#### [Written request]
Copy out every record below with complete accuracy.

#### [Given data]
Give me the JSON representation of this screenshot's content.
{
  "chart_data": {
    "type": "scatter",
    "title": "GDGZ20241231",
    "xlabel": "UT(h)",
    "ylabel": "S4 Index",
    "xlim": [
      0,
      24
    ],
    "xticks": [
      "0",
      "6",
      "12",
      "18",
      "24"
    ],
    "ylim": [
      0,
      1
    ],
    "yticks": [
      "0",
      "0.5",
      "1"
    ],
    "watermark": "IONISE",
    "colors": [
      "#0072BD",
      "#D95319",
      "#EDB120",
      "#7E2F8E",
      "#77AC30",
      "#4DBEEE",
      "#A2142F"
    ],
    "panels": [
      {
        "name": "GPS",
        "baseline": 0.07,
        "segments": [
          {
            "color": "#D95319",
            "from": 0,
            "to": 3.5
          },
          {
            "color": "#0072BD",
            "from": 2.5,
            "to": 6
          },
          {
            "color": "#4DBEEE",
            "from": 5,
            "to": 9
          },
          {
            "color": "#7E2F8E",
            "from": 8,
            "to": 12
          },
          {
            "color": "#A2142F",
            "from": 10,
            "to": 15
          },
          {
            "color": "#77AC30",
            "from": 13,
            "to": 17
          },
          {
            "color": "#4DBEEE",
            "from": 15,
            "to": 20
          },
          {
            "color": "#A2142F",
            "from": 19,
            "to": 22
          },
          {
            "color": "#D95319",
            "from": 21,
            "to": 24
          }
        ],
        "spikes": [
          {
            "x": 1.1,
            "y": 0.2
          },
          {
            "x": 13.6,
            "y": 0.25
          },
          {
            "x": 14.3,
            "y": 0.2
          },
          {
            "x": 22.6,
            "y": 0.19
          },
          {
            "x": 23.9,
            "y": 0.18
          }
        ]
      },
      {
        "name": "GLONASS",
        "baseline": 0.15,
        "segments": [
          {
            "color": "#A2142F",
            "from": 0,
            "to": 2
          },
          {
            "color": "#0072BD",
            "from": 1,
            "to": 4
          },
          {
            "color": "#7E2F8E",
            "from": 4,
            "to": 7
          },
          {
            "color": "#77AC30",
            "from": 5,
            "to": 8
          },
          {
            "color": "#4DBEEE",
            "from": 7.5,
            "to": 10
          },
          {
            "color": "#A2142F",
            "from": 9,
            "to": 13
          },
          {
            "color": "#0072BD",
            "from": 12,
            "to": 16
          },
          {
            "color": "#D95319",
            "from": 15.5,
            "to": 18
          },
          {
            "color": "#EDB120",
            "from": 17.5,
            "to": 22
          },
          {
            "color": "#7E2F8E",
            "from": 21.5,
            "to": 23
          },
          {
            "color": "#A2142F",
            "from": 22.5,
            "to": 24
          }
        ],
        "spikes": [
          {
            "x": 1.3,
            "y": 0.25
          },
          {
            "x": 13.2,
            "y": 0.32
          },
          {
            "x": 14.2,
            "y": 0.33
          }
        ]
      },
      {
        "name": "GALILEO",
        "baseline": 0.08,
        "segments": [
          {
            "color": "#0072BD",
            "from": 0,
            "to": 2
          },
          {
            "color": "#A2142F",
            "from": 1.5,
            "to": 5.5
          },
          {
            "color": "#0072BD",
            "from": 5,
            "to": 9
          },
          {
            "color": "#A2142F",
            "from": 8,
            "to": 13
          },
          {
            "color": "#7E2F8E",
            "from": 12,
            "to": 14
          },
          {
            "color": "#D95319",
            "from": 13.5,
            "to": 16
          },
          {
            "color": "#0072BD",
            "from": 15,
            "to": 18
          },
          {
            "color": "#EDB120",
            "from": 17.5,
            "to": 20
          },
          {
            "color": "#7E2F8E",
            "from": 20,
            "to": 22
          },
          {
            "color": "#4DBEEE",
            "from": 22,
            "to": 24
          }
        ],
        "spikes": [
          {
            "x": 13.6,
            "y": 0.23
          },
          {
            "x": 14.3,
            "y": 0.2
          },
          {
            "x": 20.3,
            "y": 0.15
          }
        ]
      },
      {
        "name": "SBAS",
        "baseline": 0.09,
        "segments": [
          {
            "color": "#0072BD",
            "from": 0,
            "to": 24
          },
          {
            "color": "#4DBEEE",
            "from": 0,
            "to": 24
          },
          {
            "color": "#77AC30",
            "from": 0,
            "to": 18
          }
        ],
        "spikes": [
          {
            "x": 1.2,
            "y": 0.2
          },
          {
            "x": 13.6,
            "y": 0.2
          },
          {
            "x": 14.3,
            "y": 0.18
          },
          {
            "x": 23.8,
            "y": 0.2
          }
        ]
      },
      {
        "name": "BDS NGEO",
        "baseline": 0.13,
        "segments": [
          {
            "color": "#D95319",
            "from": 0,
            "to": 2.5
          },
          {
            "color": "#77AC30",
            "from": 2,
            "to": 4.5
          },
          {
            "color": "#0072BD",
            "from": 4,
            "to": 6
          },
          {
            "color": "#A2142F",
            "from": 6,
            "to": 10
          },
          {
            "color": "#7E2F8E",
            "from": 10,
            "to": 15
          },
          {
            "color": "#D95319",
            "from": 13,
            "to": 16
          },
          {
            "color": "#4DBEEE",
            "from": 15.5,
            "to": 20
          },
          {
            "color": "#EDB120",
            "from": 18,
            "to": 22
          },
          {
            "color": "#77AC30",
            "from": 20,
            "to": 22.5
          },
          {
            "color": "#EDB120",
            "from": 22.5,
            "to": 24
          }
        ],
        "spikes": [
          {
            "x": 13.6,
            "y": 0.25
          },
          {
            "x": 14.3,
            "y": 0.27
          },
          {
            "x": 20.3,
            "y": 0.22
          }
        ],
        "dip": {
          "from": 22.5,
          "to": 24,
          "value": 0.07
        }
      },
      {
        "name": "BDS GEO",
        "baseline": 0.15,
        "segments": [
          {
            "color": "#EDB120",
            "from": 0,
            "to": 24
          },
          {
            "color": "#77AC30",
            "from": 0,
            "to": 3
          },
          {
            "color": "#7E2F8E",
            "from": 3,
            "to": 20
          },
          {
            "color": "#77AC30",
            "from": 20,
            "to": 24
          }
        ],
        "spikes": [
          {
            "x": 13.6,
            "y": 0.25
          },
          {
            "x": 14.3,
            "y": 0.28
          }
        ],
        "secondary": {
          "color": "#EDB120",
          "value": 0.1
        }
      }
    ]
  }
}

#### [Worked answer]
Give me the JSON representation of this screenshot's content.
{
  "chart_data": {
    "type": "scatter",
    "title": "GDGZ20241231",
    "xlabel": "UT(h)",
    "ylabel": "S4 Index",
    "xlim": [
      0,
      24
    ],
    "xticks": [
      "0",
      "6",
      "12",
      "18",
      "24"
    ],
    "ylim": [
      0,
      1
    ],
    "yticks": [
      "0",
      "0.5",
      "1"
    ],
    "watermark": "IONISE",
    "colors": [
      "#0072BD",
      "#D95319",
      "#EDB120",
      "#7E2F8E",
      "#77AC30",
      "#4DBEEE",
      "#A2142F"
    ],
    "panels": [
      {
        "name": "GPS",
        "baseline": 0.07,
        "segments": [
          {
            "color": "#D95319",
            "from": 0,
            "to": 3.5
          },
          {
            "color": "#0072BD",
            "from": 2.5,
            "to": 6
          },
          {
            "color": "#4DBEEE",
            "from": 5,
            "to": 9
          },
          {
            "color": "#7E2F8E",
            "from": 8,
            "to": 12
          },
          {
            "color": "#A2142F",
            "from": 10,
            "to": 15
          },
          {
            "color": "#77AC30",
            "from": 13,
            "to": 17
          },
          {
            "color": "#4DBEEE",
            "from": 15,
            "to": 20
          },
          {
            "color": "#A2142F",
            "from": 19,
            "to": 22
          },
          {
            "color": "#D95319",
            "from": 21,
            "to": 24
          }
        ],
        "spikes": [
          {
            "x": 1.1,
            "y": 0.2
          },
          {
            "x": 13.6,
            "y": 0.25
          },
          {
            "x": 14.3,
            "y": 0.2
          },
          {
            "x": 22.6,
            "y": 0.19
          },
          {
            "x": 23.9,
            "y": 0.18
          }
        ]
      },
      {
        "name": "GLONASS",
        "baseline": 0.15,
        "segments": [
          {
            "color": "#A2142F",
            "from": 0,
            "to": 2
          },
          {
            "color": "#0072BD",
            "from": 1,
            "to": 4
          },
          {
            "color": "#7E2F8E",
            "from": 4,
            "to": 7
          },
          {
            "color": "#77AC30",
            "from": 5,
            "to": 8
          },
          {
            "color": "#4DBEEE",
            "from": 7.5,
            "to": 10
          },
          {
            "color": "#A2142F",
            "from": 9,
            "to": 13
          },
          {
            "color": "#0072BD",
            "from": 12,
            "to": 16
          },
          {
            "color": "#D95319",
            "from": 15.5,
            "to": 18
          },
          {
            "color": "#EDB120",
            "from": 17.5,
            "to": 22
          },
          {
            "color": "#7E2F8E",
            "from": 21.5,
            "to": 23
          },
          {
            "color": "#A2142F",
            "from": 22.5,
            "to": 24
          }
        ],
        "spikes": [
          {
            "x": 1.3,
            "y": 0.25
          },
          {
            "x": 13.2,
            "y": 0.32
          },
          {
            "x": 14.2,
            "y": 0.33
          }
        ]
      },
      {
        "name": "GALILEO",
        "baseline": 0.08,
        "segments": [
          {
            "color": "#0072BD",
            "from": 0,
            "to": 2
          },
          {
            "color": "#A2142F",
            "from": 1.5,
            "to": 5.5
          },
          {
            "color": "#0072BD",
            "from": 5,
            "to": 9
          },
          {
            "color": "#A2142F",
            "from": 8,
            "to": 13
          },
          {
            "color": "#7E2F8E",
            "from": 12,
            "to": 14
          },
          {
            "color": "#D95319",
            "from": 13.5,
            "to": 16
          },
          {
            "color": "#0072BD",
            "from": 15,
            "to": 18
          },
          {
            "color": "#EDB120",
            "from": 17.5,
            "to": 20
          },
          {
            "color": "#7E2F8E",
            "from": 20,
            "to": 22
          },
          {
            "color": "#4DBEEE",
            "from": 22,
            "to": 24
          }
        ],
        "spikes": [
          {
            "x": 13.6,
            "y": 0.23
          },
          {
            "x": 14.3,
            "y": 0.2
          },
          {
            "x": 20.3,
            "y": 0.15
          }
        ]
      },
      {
        "name": "SBAS",
        "baseline": 0.09,
        "segments": [
          {
            "color": "#0072BD",
            "from": 0,
            "to": 24
          },
          {
            "color": "#4DBEEE",
            "from": 0,
            "to": 24
          },
          {
            "color": "#77AC30",
            "from": 0,
            "to": 18
          }
        ],
        "spikes": [
          {
            "x": 1.2,
            "y": 0.2
          },
          {
            "x": 13.6,
            "y": 0.2
          },
          {
            "x": 14.3,
            "y": 0.18
          },
          {
            "x": 23.8,
            "y": 0.2
          }
        ]
      },
      {
        "name": "BDS NGEO",
        "baseline": 0.13,
        "segments": [
          {
            "color": "#D95319",
            "from": 0,
            "to": 2.5
          },
          {
            "color": "#77AC30",
            "from": 2,
            "to": 4.5
          },
          {
            "color": "#0072BD",
            "from": 4,
            "to": 6
          },
          {
            "color": "#A2142F",
            "from": 6,
            "to": 10
          },
          {
            "color": "#7E2F8E",
            "from": 10,
            "to": 15
          },
          {
            "color": "#D95319",
            "from": 13,
            "to": 16
          },
          {
            "color": "#4DBEEE",
            "from": 15.5,
            "to": 20
          },
          {
            "color": "#EDB120",
            "from": 18,
            "to": 22
          },
          {
            "color": "#77AC30",
            "from": 20,
            "to": 22.5
          },
          {
            "color": "#EDB120",
            "from": 22.5,
            "to": 24
          }
        ],
        "spikes": [
          {
            "x": 13.6,
            "y": 0.25
          },
          {
            "x": 14.3,
            "y": 0.27
          },
          {
            "x": 20.3,
            "y": 0.22
          }
        ],
        "dip": {
          "from": 22.5,
          "to": 24,
          "value": 0.07
        }
      },
      {
        "name": "BDS GEO",
        "baseline": 0.15,
        "segments": [
          {
            "color": "#EDB120",
            "from": 0,
            "to": 24
          },
          {
            "color": "#77AC30",
            "from": 0,
            "to": 3
          },
          {
            "color": "#7E2F8E",
            "from": 3,
            "to": 20
          },
          {
            "color": "#77AC30",
            "from": 20,
            "to": 24
          }
        ],
        "spikes": [
          {
            "x": 13.6,
            "y": 0.25
          },
          {
            "x": 14.3,
            "y": 0.28
          }
        ],
        "secondary": {
          "color": "#EDB120",
          "value": 0.1
        }
      }
    ]
  }
}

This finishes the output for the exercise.